BEGIN Excerpt provided
3D and VFX Community
VFX Wizard's community for 3D, VFX and Digital Cinematography
Subdivision Modeling has been an icon for modelers and 3D artists during the first decade of 21st century.
Its forum, creative and energy filled, gathered talents from all over the world, eager to share their knowledge and their works in the friendly and productive environment of like-minded artists.
As long time members (and Lightwave 3D users) we mourned the loss of that site and when the unexpected opportunity of saving its name from oblivion arose, we decided to take a chance and try building a new community starting from scratch.
The future of Subdivision Modeling
The goal is to provide free, useful, advice and tutorials as well as a free community open to all 3D artists.
We are currently planning to build this community as an artist friendly meeting point, leveraging the experience acquired in managing the closed forum in our online school, a project that has been refined since 2008.
This may take some time since the platform on our server is custom made and the forum modules have not yet been implemented in the english version.
On the bright side, it’s a system developed from scratch for collaborative visual media discussions.
It has many unique features, including graphical reviewing, suggestions, inline videos, mentions (with or without notifications) and a social-like ranking algorithm that allows constructive posts to be spotlighted.
The system does also integrate with an efficient helpdesk that handles both user support and moderation tasks, ensuring an high quality user experience and absolute security.
Also, being backed by a company in business since 2002, you can rest assured the community will be here to stay and won’t disappear in the void.Who will benefit from this Community
We are looking forward to modelers and 3D artists using any software out there, be it Maya, 3DS Max, Modo, Lightwave, zBrush, Silo or any other. Techniques come first, tools last.
Focus will remain on subdivision modeling, but in recent years computer graphics has changed.
Once we were used to create accurate topology of low resolution characters, nowadays we sculpt in zBrush, Mudbox or maybe work on 3D scan data and then retopologize the final mesh baking the higher subdivision levels.
END Excerpt provided
BEGIN Entries supplied
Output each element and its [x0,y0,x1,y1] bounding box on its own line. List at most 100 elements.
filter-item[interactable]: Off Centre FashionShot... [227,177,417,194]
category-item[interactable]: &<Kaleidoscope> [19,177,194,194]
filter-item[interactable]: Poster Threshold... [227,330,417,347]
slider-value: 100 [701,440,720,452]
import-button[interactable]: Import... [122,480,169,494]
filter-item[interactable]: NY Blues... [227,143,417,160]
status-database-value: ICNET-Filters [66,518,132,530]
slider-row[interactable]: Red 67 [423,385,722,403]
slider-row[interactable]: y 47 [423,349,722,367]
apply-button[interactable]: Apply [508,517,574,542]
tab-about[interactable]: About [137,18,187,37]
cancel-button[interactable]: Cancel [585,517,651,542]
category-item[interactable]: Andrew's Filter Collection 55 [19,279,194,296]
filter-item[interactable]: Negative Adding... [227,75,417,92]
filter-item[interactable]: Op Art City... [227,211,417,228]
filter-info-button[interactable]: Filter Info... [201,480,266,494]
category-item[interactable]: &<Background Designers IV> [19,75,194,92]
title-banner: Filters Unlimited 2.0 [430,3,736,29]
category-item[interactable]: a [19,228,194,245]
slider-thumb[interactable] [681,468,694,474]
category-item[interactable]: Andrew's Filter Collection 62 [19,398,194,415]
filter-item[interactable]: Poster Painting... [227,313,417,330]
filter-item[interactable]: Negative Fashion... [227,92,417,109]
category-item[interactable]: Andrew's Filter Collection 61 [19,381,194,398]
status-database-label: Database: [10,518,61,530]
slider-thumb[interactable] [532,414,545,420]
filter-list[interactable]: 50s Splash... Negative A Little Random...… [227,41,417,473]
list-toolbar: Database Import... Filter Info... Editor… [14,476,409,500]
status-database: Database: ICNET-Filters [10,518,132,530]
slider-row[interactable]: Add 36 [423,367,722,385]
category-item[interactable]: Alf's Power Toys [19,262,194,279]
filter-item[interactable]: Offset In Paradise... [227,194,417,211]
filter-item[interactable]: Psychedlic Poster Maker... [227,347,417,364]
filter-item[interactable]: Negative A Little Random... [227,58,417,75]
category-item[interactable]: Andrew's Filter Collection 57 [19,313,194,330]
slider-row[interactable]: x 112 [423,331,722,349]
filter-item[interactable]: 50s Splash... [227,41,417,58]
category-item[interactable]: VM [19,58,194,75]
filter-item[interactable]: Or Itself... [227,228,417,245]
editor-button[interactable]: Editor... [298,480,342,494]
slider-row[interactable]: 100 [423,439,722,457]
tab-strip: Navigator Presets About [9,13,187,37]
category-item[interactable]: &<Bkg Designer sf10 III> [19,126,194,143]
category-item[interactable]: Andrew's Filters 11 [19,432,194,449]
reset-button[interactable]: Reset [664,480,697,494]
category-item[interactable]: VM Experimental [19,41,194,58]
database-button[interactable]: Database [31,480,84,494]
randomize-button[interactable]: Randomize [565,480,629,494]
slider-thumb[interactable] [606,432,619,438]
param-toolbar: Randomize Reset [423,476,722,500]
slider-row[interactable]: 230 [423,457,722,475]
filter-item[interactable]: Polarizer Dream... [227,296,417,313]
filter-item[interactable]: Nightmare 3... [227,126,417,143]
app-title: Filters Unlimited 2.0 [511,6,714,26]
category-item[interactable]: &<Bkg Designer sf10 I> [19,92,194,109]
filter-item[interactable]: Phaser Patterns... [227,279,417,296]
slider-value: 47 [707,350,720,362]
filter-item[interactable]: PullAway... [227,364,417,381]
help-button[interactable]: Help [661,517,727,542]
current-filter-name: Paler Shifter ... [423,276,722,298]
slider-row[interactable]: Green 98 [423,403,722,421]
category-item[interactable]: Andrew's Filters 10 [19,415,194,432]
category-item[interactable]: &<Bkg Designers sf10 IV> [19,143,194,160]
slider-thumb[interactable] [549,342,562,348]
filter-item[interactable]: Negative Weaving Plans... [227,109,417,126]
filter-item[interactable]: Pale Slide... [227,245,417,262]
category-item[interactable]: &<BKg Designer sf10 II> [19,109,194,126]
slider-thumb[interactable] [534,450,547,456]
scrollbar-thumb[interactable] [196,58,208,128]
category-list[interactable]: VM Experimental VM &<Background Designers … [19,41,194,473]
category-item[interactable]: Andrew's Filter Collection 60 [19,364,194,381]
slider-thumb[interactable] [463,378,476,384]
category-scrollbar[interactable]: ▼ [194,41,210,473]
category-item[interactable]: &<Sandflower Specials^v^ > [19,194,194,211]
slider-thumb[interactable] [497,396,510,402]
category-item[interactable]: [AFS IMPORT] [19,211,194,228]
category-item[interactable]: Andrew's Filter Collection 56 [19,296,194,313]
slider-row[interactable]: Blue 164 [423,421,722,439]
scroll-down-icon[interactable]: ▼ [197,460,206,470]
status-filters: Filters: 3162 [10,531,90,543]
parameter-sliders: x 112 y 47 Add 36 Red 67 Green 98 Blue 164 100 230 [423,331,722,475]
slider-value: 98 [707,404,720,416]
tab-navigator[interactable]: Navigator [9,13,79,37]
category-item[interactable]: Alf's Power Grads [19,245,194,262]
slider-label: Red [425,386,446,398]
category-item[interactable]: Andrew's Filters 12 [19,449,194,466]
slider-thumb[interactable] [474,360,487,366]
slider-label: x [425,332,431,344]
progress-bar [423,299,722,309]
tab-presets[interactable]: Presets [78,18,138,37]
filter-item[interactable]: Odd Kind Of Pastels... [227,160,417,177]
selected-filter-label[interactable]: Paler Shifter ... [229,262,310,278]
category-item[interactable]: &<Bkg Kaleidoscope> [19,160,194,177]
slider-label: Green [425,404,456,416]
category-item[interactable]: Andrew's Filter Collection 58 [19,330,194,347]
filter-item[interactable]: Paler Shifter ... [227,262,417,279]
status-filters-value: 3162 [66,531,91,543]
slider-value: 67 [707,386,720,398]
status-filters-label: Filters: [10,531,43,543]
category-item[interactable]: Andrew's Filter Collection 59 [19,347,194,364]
END Entries supplied
▸ **Brief 1**
According to the Subdivision Modeling page, since what year has the company backing the community been in business?
▸ **Brief 2**
Please carry on the Subdivision Modeling page from its final sentence.
The rows have no role here.

▸ **Task result 1**
Since 2002.

▸ **Task result 2**
Texturing too is undergoing a drastic change in gaming industry thanks to the adoption of physically based shaders such as “Disney’s PBR”. This switch goes well beyond in-game, realtime, CGI and applies to traditional rendering as well.
Procedural modeling is also a key player, with the current trend towards scenes of ever increasing complexity. And subdivision friendly procedural modeling is an hot topic (be it in the old POLAS’ tree generator or in SpeedTree’s amazingly realistic subdivision trees).
Something that has not changed, however, is how subdivision surfaces work.
Extraordinary points are still extraordinary. N-gons still require patience to be dealt with, and edge loops are as essential as they were in the past.
Beginners still need to develop a feeling for how subdivision surfaces works in order to produce a perfect topology.
There’s just no substitute to interacting with other artists: listening to their comments and critiques makes us better artists, always.
Going beyond 3D modeling
There’s a whole world of knowledge to be shared beyond 3D modeling.
That’s why in addition to the modeling section, at least five other sections will open: VFX, Digital Cinematography, Technical Direction, Shading and Real Time 3D. The ultimate goal is to bring the entire structure of our existing community over to the english speaking artist.
To kickstart the community we are curently undergoing the massive task of translating to english the best, hand picked, contributions from the over thirty-two thousand posts already published in the italian community.
Thanks for reading so far, we hope you’ll like the site when it will be integrated in our platform.